→ **Passage provided**

— begin —

This plant also produces a massive root system for a stem plant. Lots of
healthy white roots.

It's very pretty when doing well. Kind of like a miniature, bright red Ammania with undulating leaves. I think it has a lot of potential for small planted aquariums. Maybe when planted aquarium horticulture continues to be more refined, it'll become more popular.

It's a shame that it is so slow to recover from stunting. It is the ultimate indicator plant.

Carlos


----------



## SCMurphy (Jan 28, 2004)

I'd rather have a common crypt than ANY stem plant, but I'm fickle like that. If it wasn't for Ghazanfar starting to dump stems on me when he got bored I probably wouldn't have any.

This is how I coddle plants, I put some of the plant in every aqaurium I have. The aquarium that it keeps growing in is the one it stays in. There isn't another thing that I do after setting the tank up that could be remotely associated with coddling. I might be nice and move the other stems or rosettes to the tank that it is fairing well in, but I'm more likely to leave everything where it is. I think all my tanks get an equal portion of inattention.

— end —

→ **Entries supplied**
— begin —

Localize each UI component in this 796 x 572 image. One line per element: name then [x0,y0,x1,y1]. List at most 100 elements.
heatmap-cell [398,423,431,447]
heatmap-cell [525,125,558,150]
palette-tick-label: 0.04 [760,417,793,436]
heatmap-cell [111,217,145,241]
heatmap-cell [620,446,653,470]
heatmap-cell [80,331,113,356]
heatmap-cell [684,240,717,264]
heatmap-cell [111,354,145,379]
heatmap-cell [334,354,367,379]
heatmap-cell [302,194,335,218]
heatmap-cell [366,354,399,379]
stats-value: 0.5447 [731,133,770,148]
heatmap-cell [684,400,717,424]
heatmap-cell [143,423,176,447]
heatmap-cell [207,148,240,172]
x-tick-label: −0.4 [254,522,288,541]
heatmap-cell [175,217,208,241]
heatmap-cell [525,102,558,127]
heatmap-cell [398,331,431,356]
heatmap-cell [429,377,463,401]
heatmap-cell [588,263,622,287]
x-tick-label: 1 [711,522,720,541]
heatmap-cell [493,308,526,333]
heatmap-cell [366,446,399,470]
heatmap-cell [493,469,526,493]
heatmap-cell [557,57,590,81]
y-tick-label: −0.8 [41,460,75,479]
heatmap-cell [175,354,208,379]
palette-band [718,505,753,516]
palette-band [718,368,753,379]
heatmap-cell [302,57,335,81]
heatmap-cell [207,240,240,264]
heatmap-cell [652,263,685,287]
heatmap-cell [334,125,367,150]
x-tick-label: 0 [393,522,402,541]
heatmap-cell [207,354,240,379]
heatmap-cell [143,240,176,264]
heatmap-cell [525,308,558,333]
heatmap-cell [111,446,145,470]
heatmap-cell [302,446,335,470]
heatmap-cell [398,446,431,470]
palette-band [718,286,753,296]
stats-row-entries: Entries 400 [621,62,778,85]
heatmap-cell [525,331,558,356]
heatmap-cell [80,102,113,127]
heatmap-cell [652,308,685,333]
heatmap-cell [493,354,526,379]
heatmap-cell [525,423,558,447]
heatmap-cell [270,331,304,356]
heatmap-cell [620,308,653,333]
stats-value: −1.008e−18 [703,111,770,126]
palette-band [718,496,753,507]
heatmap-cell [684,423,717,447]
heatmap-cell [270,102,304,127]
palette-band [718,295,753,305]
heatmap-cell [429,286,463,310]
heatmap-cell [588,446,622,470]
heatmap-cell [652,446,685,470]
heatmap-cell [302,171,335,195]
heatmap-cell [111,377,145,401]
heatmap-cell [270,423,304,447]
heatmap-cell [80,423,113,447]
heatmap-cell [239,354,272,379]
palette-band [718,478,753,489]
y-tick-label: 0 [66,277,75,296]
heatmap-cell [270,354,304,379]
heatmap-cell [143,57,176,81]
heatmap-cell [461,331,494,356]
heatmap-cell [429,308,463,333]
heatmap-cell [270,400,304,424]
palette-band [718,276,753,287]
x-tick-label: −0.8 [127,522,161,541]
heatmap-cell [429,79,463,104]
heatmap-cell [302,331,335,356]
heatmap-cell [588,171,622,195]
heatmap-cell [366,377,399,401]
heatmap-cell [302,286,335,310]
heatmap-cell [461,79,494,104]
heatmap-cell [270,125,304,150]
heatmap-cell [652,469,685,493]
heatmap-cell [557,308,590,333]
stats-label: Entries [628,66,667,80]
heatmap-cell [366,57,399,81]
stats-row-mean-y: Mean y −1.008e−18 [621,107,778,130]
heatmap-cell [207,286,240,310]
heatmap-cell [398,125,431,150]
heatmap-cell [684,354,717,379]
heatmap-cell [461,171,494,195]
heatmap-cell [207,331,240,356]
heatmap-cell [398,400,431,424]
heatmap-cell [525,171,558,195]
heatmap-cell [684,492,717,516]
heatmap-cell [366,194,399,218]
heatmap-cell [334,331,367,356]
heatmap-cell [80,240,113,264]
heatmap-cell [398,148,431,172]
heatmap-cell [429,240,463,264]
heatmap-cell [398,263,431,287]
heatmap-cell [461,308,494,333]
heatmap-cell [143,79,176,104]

— end —

Can you turn the paragraph beginning "This is how I coddle plants" in the aquarium forum thread above into a short bulleted list that keeps its main points?

→ **Answer to the task**
- Some of the plant goes into every aquarium the writer has.
- The plant stays in whichever aquarium it keeps growing in.
- After a tank is set up, the writer does nothing else that could be called coddling.
- Other stems or rosettes might be moved to the tank where the plant is doing well, but everything is more likely left where it is.
- Every tank gets an equal share of inattention.